Prompt | Pick out the lines in the listing below that contain the word "title" and copy them.

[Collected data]
——————

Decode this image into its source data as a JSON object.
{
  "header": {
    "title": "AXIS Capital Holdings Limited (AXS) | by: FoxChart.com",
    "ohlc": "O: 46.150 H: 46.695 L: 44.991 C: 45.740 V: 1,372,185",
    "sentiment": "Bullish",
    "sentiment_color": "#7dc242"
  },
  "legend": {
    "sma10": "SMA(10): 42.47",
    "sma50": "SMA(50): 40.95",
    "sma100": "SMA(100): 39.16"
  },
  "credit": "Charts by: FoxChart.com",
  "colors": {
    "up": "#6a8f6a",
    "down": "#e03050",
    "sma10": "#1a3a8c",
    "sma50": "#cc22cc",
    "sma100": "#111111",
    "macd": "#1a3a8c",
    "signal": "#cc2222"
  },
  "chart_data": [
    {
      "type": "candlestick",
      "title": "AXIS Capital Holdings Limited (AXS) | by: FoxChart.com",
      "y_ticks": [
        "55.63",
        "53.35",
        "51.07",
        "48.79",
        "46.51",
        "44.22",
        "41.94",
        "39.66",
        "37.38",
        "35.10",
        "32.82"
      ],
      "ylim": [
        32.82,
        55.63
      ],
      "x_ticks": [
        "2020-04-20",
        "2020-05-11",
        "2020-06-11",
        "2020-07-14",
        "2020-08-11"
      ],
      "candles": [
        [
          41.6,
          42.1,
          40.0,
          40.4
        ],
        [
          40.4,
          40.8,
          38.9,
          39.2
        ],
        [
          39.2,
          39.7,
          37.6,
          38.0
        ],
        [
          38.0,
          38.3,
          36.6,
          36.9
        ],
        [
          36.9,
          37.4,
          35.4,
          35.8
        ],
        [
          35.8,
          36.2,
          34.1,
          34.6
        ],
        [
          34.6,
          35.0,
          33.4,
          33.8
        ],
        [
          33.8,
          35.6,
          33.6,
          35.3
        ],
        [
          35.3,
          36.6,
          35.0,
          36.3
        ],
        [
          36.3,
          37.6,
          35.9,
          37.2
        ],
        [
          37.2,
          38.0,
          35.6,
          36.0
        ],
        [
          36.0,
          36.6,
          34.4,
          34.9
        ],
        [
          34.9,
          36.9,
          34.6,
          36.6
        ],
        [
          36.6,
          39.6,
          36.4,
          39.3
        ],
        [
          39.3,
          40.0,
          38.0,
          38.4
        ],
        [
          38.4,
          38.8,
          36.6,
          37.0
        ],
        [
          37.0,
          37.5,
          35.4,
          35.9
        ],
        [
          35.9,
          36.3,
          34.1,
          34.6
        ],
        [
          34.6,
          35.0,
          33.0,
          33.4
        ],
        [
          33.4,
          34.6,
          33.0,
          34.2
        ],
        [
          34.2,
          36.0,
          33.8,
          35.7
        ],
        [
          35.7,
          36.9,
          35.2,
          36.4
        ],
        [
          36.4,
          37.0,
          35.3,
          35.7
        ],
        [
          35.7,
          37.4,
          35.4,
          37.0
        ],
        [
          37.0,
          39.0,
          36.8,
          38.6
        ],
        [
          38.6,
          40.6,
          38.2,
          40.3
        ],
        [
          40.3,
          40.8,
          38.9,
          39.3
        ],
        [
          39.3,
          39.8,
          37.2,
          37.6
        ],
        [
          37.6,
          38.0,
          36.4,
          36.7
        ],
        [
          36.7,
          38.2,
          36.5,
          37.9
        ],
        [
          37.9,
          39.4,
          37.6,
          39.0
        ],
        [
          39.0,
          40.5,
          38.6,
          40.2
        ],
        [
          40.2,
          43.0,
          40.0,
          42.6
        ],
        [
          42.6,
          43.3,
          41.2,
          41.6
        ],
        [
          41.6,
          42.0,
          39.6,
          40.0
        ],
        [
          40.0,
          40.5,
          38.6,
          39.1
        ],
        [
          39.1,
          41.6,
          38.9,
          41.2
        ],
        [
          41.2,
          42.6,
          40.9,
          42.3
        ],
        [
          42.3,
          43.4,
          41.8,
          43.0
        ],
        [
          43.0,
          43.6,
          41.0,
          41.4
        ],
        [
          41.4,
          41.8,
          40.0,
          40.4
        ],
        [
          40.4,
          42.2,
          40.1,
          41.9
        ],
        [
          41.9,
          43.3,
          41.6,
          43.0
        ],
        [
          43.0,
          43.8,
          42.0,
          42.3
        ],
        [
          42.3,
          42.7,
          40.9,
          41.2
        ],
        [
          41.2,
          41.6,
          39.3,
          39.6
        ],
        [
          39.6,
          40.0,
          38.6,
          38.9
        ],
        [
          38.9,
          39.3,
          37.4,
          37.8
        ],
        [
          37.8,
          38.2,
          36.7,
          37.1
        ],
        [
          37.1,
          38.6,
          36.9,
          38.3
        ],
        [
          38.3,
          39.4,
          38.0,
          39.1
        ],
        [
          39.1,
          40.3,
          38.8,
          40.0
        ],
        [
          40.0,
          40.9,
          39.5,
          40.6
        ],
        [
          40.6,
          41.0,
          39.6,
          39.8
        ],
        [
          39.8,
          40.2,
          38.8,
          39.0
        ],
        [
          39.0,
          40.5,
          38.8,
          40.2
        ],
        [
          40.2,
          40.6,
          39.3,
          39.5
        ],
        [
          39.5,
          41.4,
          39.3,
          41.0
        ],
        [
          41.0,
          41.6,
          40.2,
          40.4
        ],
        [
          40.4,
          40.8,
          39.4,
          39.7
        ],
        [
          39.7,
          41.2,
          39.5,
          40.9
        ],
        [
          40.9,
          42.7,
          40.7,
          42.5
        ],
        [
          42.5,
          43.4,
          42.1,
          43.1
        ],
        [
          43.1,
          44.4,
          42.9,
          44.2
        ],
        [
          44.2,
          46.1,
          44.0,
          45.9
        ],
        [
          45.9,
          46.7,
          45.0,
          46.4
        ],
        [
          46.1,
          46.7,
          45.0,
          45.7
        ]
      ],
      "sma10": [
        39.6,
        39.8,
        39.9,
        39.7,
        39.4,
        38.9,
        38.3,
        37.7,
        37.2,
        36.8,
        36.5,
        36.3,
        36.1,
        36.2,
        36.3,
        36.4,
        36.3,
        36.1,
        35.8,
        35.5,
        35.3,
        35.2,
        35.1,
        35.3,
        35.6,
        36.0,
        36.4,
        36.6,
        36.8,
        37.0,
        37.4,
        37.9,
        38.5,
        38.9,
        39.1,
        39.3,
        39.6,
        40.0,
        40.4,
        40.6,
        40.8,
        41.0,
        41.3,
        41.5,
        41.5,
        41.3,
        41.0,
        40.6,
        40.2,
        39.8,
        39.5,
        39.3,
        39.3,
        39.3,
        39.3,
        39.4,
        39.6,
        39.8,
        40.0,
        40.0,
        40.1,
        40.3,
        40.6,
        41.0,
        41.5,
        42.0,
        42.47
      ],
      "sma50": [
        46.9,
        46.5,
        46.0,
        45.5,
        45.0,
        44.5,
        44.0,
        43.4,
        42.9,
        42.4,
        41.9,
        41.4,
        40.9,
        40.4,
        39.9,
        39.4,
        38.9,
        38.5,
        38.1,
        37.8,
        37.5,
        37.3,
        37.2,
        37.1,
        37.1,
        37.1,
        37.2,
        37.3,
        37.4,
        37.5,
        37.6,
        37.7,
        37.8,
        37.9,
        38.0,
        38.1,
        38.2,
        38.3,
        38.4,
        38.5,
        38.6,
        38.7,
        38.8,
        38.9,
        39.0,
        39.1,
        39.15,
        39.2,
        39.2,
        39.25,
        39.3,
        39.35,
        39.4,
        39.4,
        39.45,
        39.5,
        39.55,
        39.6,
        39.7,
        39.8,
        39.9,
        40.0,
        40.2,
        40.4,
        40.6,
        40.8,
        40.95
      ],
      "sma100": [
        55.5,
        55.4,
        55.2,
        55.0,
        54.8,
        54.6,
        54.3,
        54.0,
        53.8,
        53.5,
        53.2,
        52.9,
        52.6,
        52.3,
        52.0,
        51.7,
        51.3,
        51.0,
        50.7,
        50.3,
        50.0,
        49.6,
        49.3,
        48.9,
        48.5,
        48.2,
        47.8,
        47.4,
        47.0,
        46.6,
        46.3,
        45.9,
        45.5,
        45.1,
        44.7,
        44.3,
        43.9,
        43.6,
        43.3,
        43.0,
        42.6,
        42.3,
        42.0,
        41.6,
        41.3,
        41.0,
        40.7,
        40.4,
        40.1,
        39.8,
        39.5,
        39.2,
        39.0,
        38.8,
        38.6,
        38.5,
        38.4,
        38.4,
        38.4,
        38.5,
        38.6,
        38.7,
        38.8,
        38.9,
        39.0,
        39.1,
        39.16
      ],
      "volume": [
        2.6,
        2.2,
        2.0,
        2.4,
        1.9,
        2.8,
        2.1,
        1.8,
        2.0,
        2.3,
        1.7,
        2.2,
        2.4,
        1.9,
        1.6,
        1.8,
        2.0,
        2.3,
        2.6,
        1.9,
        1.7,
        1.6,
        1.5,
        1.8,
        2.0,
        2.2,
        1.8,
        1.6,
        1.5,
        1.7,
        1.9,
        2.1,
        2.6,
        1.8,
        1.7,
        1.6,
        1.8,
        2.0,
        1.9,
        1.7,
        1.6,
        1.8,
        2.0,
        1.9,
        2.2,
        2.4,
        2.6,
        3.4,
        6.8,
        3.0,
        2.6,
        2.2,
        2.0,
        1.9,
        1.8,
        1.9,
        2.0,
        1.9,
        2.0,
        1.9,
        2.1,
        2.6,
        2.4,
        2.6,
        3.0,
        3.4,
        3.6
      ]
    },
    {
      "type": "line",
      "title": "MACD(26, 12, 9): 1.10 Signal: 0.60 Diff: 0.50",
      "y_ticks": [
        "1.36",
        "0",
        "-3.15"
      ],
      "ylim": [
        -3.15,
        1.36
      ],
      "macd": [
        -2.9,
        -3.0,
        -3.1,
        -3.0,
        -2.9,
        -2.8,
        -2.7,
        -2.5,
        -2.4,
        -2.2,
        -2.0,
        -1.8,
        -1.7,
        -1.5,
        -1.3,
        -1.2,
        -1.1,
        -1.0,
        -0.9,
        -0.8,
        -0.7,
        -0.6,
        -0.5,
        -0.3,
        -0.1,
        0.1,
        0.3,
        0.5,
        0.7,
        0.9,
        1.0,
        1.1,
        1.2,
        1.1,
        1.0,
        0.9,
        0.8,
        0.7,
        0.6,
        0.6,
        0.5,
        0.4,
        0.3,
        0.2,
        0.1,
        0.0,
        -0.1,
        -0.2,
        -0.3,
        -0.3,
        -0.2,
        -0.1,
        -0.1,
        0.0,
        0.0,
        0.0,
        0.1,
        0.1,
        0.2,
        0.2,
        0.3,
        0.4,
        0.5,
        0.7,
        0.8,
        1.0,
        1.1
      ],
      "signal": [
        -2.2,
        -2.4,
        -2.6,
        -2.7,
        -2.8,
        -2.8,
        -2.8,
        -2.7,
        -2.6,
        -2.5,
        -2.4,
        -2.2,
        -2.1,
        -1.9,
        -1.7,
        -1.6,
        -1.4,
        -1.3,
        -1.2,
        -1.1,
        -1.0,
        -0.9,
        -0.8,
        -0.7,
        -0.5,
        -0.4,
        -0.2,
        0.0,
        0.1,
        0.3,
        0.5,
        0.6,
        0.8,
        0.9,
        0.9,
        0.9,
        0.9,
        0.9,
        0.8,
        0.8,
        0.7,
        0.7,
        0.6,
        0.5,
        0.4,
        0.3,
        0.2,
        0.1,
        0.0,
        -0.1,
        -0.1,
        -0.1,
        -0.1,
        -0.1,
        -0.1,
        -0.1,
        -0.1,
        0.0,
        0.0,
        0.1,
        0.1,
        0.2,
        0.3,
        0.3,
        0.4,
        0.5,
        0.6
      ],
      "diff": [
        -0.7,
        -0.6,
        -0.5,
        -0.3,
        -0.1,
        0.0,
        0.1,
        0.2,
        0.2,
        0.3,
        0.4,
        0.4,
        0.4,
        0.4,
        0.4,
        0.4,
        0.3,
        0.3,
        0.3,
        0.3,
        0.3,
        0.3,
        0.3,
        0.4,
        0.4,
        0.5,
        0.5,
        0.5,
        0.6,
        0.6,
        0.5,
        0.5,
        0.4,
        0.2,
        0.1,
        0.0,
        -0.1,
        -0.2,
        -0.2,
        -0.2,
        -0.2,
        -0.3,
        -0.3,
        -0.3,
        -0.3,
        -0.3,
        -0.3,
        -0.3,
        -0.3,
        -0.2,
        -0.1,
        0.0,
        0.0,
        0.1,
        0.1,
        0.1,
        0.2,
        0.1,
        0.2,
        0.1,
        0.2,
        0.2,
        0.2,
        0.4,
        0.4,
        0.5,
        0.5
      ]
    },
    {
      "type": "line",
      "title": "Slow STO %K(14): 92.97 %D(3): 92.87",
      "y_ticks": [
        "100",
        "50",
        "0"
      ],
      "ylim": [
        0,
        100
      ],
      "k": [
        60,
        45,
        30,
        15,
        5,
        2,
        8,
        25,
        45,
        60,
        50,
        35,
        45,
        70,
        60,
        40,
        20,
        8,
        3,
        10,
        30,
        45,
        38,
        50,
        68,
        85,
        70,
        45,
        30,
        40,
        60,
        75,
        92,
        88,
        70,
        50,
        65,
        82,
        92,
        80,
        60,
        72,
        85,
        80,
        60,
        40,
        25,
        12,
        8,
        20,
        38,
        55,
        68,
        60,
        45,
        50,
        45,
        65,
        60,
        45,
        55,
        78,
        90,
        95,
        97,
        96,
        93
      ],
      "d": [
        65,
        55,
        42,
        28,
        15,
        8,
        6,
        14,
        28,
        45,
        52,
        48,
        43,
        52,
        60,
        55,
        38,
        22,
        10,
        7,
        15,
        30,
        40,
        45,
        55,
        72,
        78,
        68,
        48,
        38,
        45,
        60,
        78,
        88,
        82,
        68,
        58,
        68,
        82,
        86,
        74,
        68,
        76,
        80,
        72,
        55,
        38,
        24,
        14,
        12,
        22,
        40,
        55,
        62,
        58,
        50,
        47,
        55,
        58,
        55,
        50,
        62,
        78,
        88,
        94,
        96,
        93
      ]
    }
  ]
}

——————

Reply |
    "title": "AXIS Capital Holdings Limited (AXS) | by: FoxChart.com",
      "title": "AXIS Capital Holdings Limited (AXS) | by: FoxChart.com",
      "title": "MACD(26, 12, 9): 1.10 Signal: 0.60 Diff: 0.50",
      "title": "Slow STO %K(14): 92.97 %D(3): 92.87",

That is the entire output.